MATERIALS PROVIDED:
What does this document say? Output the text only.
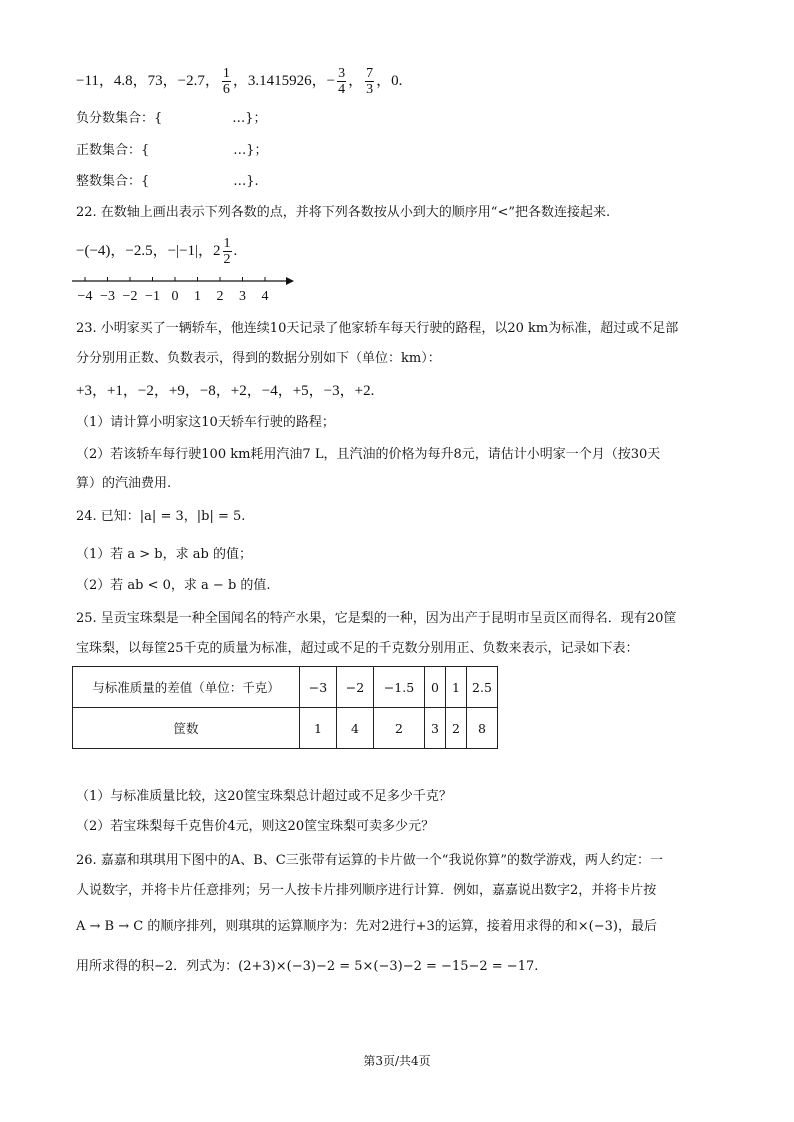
−11，4.8，73，−2.7， $\frac{1}{6}$ ，3.1415926，− $\frac{3}{4}$ ， $\frac{7}{3}$ ，0.
负分数集合：{	…}；
正数集合：{	…}；
整数集合：{	…}.
22. 在数轴上画出表示下列各数的点，并将下列各数按从小到大的顺序用“<”把各数连接起来.
−(−4)，−2.5，−|−1|，$2 \frac{1}{2}$ .
−4 −3 −2 −1 0 1 2 3 4
23. 小明家买了一辆轿车，他连续10天记录了他家轿车每天行驶的路程，以20 km为标准，超过或不足部
分分别用正数、负数表示，得到的数据分别如下（单位：km）：
+3，+1，−2，+9，−8，+2，−4，+5，−3，+2.
（1）请计算小明家这10天轿车行驶的路程；
（2）若该轿车每行驶100 km耗用汽油7 L，且汽油的价格为每升8元，请估计小明家一个月（按30天
算）的汽油费用.
24. 已知：|a| = 3，|b| = 5.
（1）若 a > b，求 ab 的值；
（2）若 ab < 0，求 a − b 的值.
25. 呈贡宝珠梨是一种全国闻名的特产水果，它是梨的一种，因为出产于昆明市呈贡区而得名．现有20筐
宝珠梨，以每筐25千克的质量为标准，超过或不足的千克数分别用正、负数来表示，记录如下表：
与标准质量的差值（单位：千克）	−3	−2	−1.5	0	1	2.5
筐数	1	4	2	3	2	8
（1）与标准质量比较，这20筐宝珠梨总计超过或不足多少千克？
（2）若宝珠梨每千克售价4元，则这20筐宝珠梨可卖多少元？
26. 嘉嘉和琪琪用下图中的A、B、C三张带有运算的卡片做一个“我说你算”的数学游戏，两人约定：一
人说数字，并将卡片任意排列；另一人按卡片排列顺序进行计算．例如，嘉嘉说出数字2，并将卡片按
A → B → C 的顺序排列，则琪琪的运算顺序为：先对2进行+3的运算，接着用求得的和×(−3)，最后
用所求得的积−2．列式为：(2+3)×(−3)−2 = 5×(−3)−2 = −15−2 = −17.
第3页/共4页
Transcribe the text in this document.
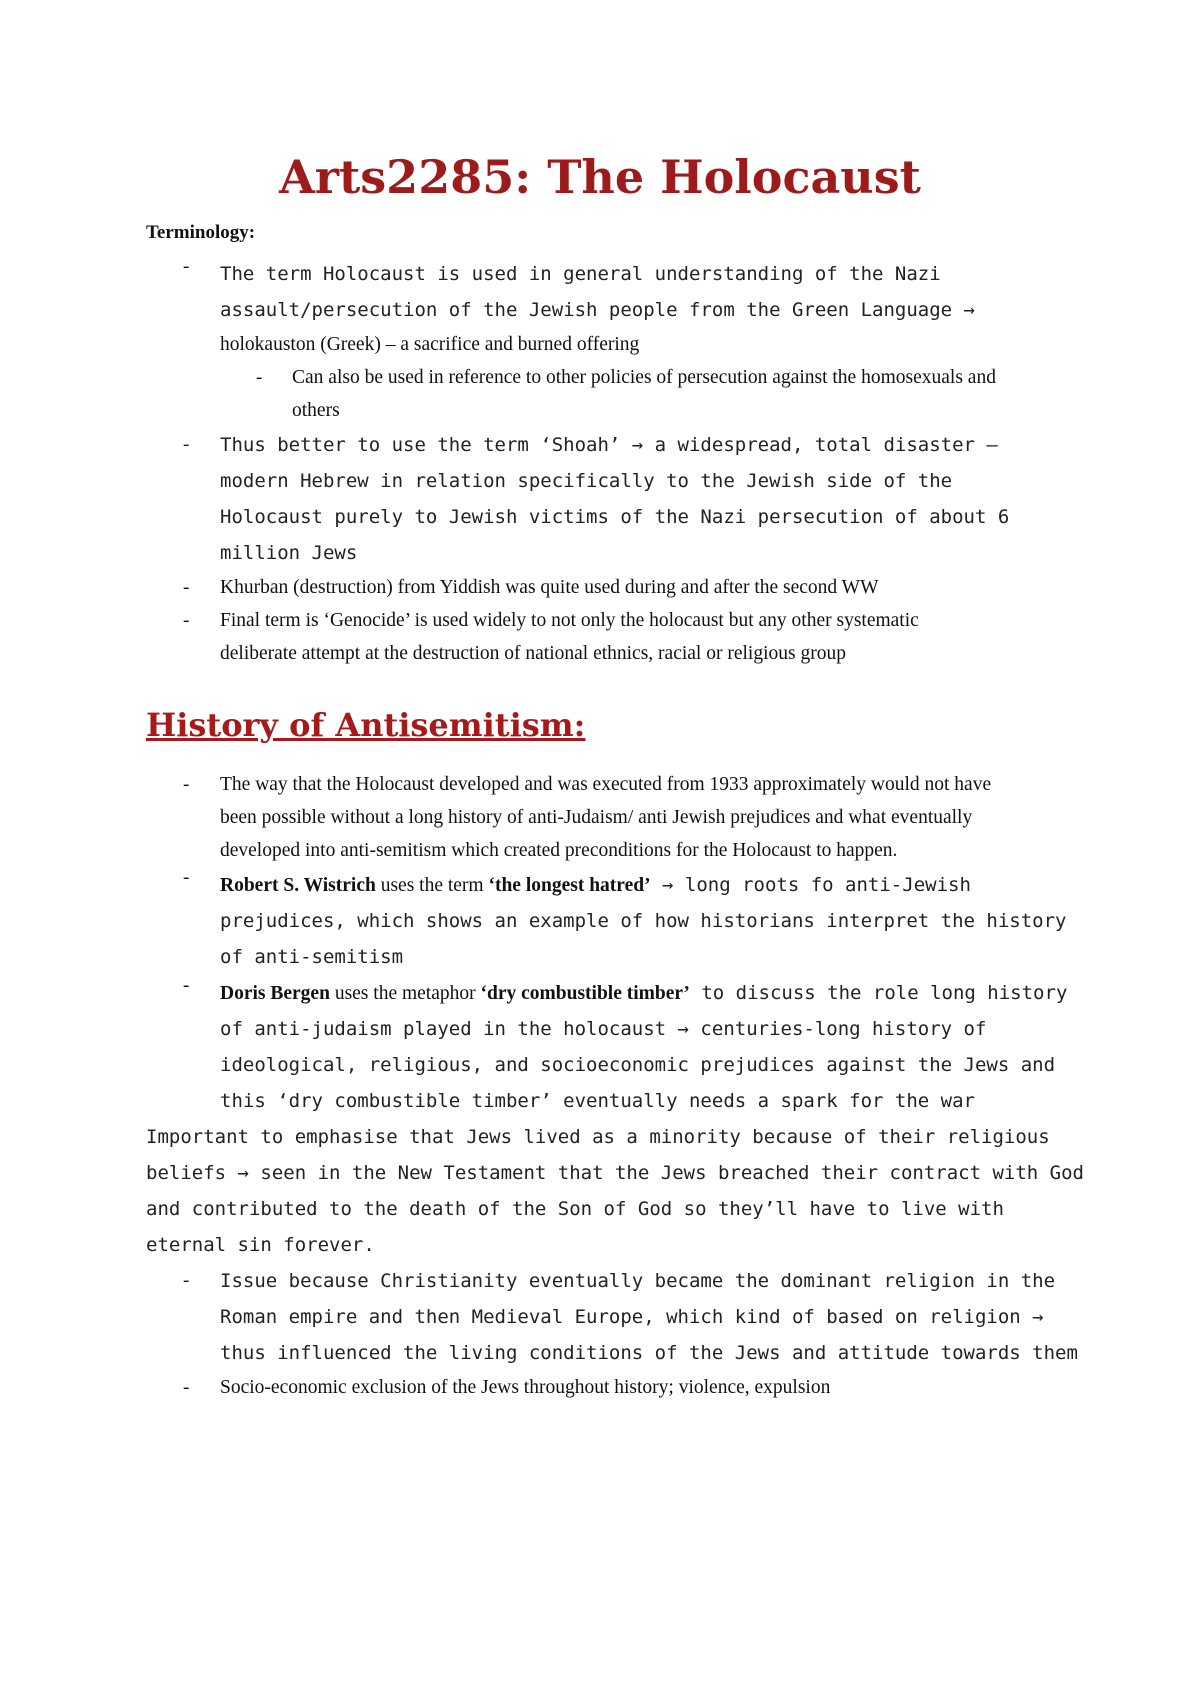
Arts2285: The Holocaust
Terminology:
- The term Holocaust is used in general understanding of the Nazi assault/persecution of the Jewish people from the Green Language →
holokauston (Greek) – a sacrifice and burned offering
- Can also be used in reference to other policies of persecution against the homosexuals and others
- Thus better to use the term ‘Shoah’ → a widespread, total disaster – modern Hebrew in relation specifically to the Jewish side of the Holocaust purely to Jewish victims of the Nazi persecution of about 6 million Jews
- Khurban (destruction) from Yiddish was quite used during and after the second WW
- Final term is ‘Genocide’ is used widely to not only the holocaust but any other systematic deliberate attempt at the destruction of national ethnics, racial or religious group
History of Antisemitism:
- The way that the Holocaust developed and was executed from 1933 approximately would not have been possible without a long history of anti-Judaism/ anti Jewish prejudices and what eventually developed into anti-semitism which created preconditions for the Holocaust to happen.
- Robert S. Wistrich uses the term ‘the longest hatred’ → long roots fo anti-Jewish prejudices, which shows an example of how historians interpret the history of anti-semitism
- Doris Bergen uses the metaphor ‘dry combustible timber’ to discuss the role long history of anti-judaism played in the holocaust → centuries-long history of ideological, religious, and socioeconomic prejudices against the Jews and this ‘dry combustible timber’ eventually needs a spark for the war
Important to emphasise that Jews lived as a minority because of their religious beliefs → seen in the New Testament that the Jews breached their contract with God and contributed to the death of the Son of God so they’ll have to live with eternal sin forever.
- Issue because Christianity eventually became the dominant religion in the Roman empire and then Medieval Europe, which kind of based on religion → thus influenced the living conditions of the Jews and attitude towards them
- Socio-economic exclusion of the Jews throughout history; violence, expulsion
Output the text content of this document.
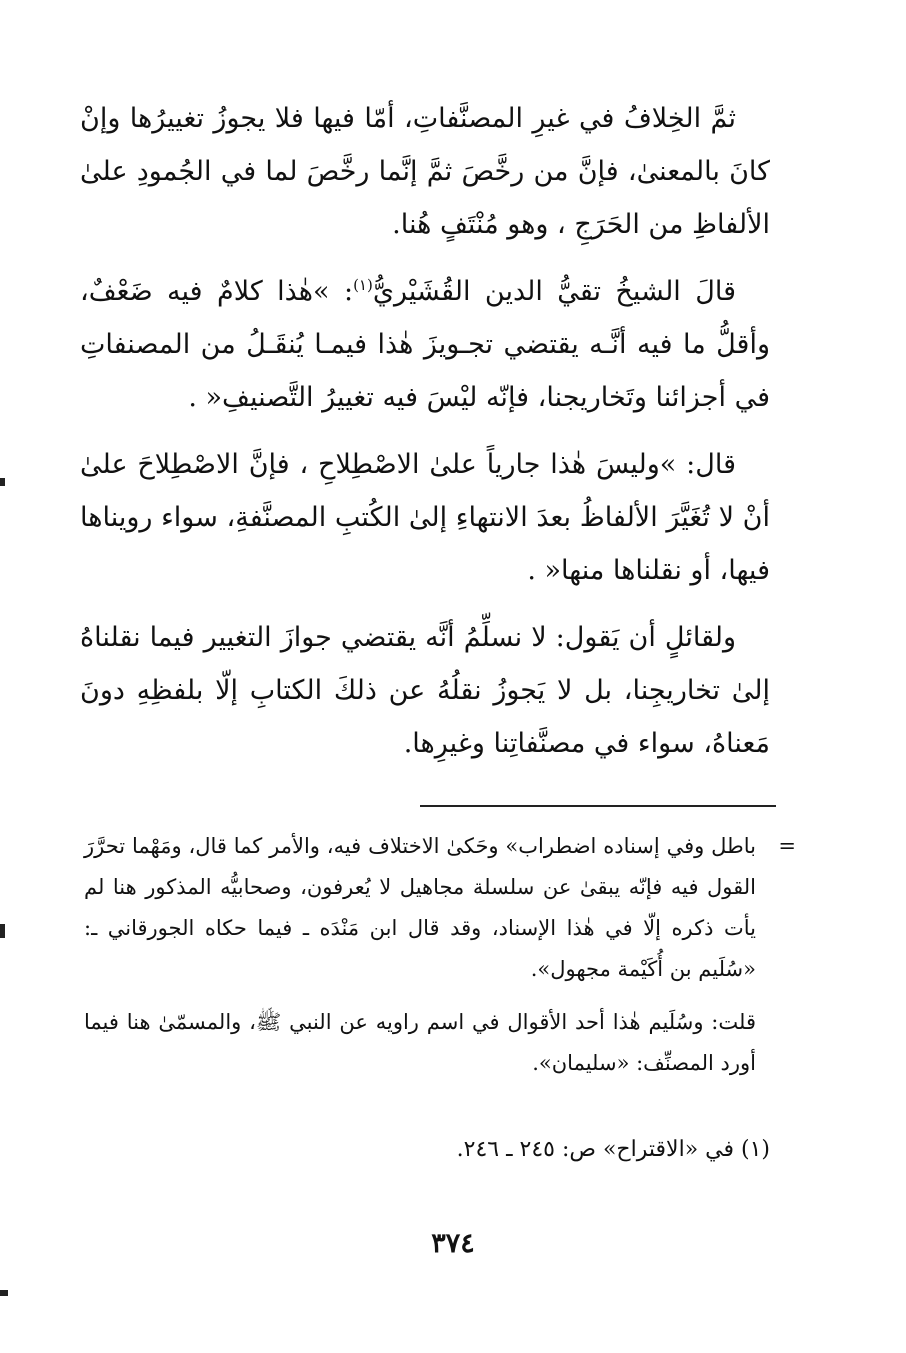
ثمَّ الخِلافُ في غيرِ المصنَّفاتِ، أمّا فيها فلا يجوزُ تغييرُها وإنْ كانَ بالمعنىٰ، فإنَّ من رخَّصَ ثمَّ إنَّما رخَّصَ لما في الجُمودِ علىٰ الألفاظِ من الحَرَجِ ، وهو مُنْتَفٍ هُنا.

قالَ الشيخُ تقيُّ الدين القُشَيْريُّ$^{(١)}$: »هٰذا كلامٌ فيه ضَعْفٌ، وأقلُّ ما فيه أنَّـه يقتضي تجـويزَ هٰذا فيمـا يُنقَـلُ من المصنفاتِ في أجزائنا وتَخاريجنا، فإنّه ليْسَ فيه تغييرُ التَّصنيفِ« .

قال: »وليسَ هٰذا جارياً علىٰ الاصْطِلاحِ ، فإنَّ الاصْطِلاحَ علىٰ أنْ لا تُغَيَّرَ الألفاظُ بعدَ الانتهاءِ إلىٰ الكُتبِ المصنَّفةِ، سواء رويناها فيها، أو نقلناها منها« .

ولقائلٍ أن يَقول: لا نسلِّمُ أنَّه يقتضي جوازَ التغيير فيما نقلناهُ إلىٰ تخاريجِنا، بل لا يَجوزُ نقلُهُ عن ذلكَ الكتابِ إلّا بلفظِهِ دونَ مَعناهُ، سواء في مصنَّفاتِنا وغيرِها.

=

باطل وفي إسناده اضطراب» وحَكىٰ الاختلاف فيه، والأمر كما قال، ومَهْما تحرَّرَ القول فيه فإنّه يبقىٰ عن سلسلة مجاهيل لا يُعرفون، وصحابيُّه المذكور هنا لم يأت ذكره إلّا في هٰذا الإسناد، وقد قال ابن مَنْدَه ـ فيما حكاه الجورقاني ـ: «سُلَيم بن أُكَيْمة مجهول».

قلت: وسُلَيم هٰذا أحد الأقوال في اسم راويه عن النبي ﷺ، والمسمّىٰ هنا فيما أورد المصنِّف: «سليمان».

(١) في «الاقتراح» ص: ٢٤٥ ـ ٢٤٦.
٣٧٤
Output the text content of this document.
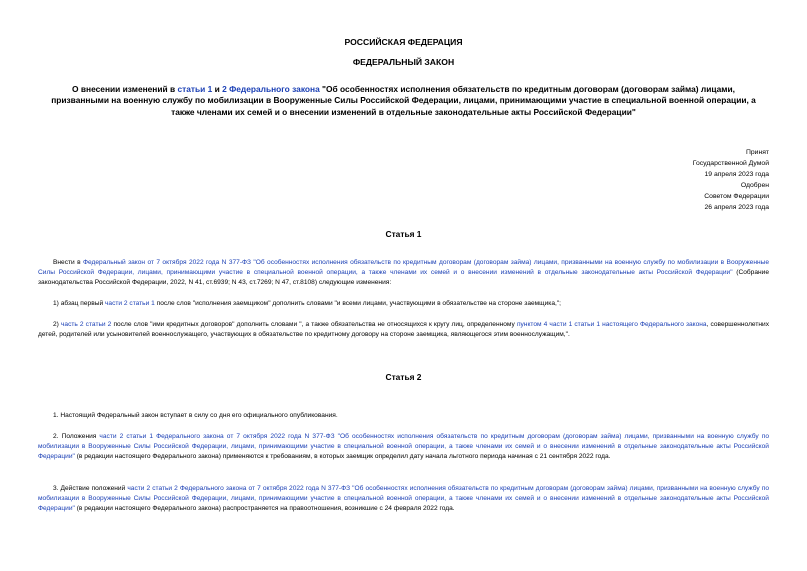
РОССИЙСКАЯ ФЕДЕРАЦИЯ
ФЕДЕРАЛЬНЫЙ ЗАКОН
О внесении изменений в статьи 1 и 2 Федерального закона "Об особенностях исполнения обязательств по кредитным договорам (договорам займа) лицами, призванными на военную службу по мобилизации в Вооруженные Силы Российской Федерации, лицами, принимающими участие в специальной военной операции, а также членами их семей и о внесении изменений в отдельные законодательные акты Российской Федерации"
Принят
Государственной Думой
19 апреля 2023 года
Одобрен
Советом Федерации
26 апреля 2023 года
Статья 1
Внести в Федеральный закон от 7 октября 2022 года N 377-ФЗ "Об особенностях исполнения обязательств по кредитным договорам (договорам займа) лицами, призванными на военную службу по мобилизации в Вооруженные Силы Российской Федерации, лицами, принимающими участие в специальной военной операции, а также членами их семей и о внесении изменений в отдельные законодательные акты Российской Федерации" (Собрание законодательства Российской Федерации, 2022, N 41, ст.6939; N 43, ст.7269; N 47, ст.8108) следующие изменения:
1) абзац первый части 2 статьи 1 после слов "исполнения заемщиком" дополнить словами "и всеми лицами, участвующими в обязательстве на стороне заемщика,";
2) часть 2 статьи 2 после слов "ими кредитных договоров" дополнить словами ", а также обязательства не относящихся к кругу лиц, определенному пунктом 4 части 1 статьи 1 настоящего Федерального закона, совершеннолетних детей, родителей или усыновителей военнослужащего, участвующих в обязательстве по кредитному договору на стороне заемщика, являющегося этим военнослужащим,".
Статья 2
1. Настоящий Федеральный закон вступает в силу со дня его официального опубликования.
2. Положения части 2 статьи 1 Федерального закона от 7 октября 2022 года N 377-ФЗ "Об особенностях исполнения обязательств по кредитным договорам (договорам займа) лицами, призванными на военную службу по мобилизации в Вооруженные Силы Российской Федерации, лицами, принимающими участие в специальной военной операции, а также членами их семей и о внесении изменений в отдельные законодательные акты Российской Федерации" (в редакции настоящего Федерального закона) применяются к требованиям, в которых заемщик определил дату начала льготного периода начиная с 21 сентября 2022 года.
3. Действие положений части 2 статьи 2 Федерального закона от 7 октября 2022 года N 377-ФЗ "Об особенностях исполнения обязательств по кредитным договорам (договорам займа) лицами, призванными на военную службу по мобилизации в Вооруженные Силы Российской Федерации, лицами, принимающими участие в специальной военной операции, а также членами их семей и о внесении изменений в отдельные законодательные акты Российской Федерации" (в редакции настоящего Федерального закона) распространяется на правоотношения, возникшие с 24 февраля 2022 года.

INSTRUCTIONS TO FOLLOW:
Work out how many lines of the data above hold the word "فيها", and write only the count.

RESPONSE TO THIS TASK:
2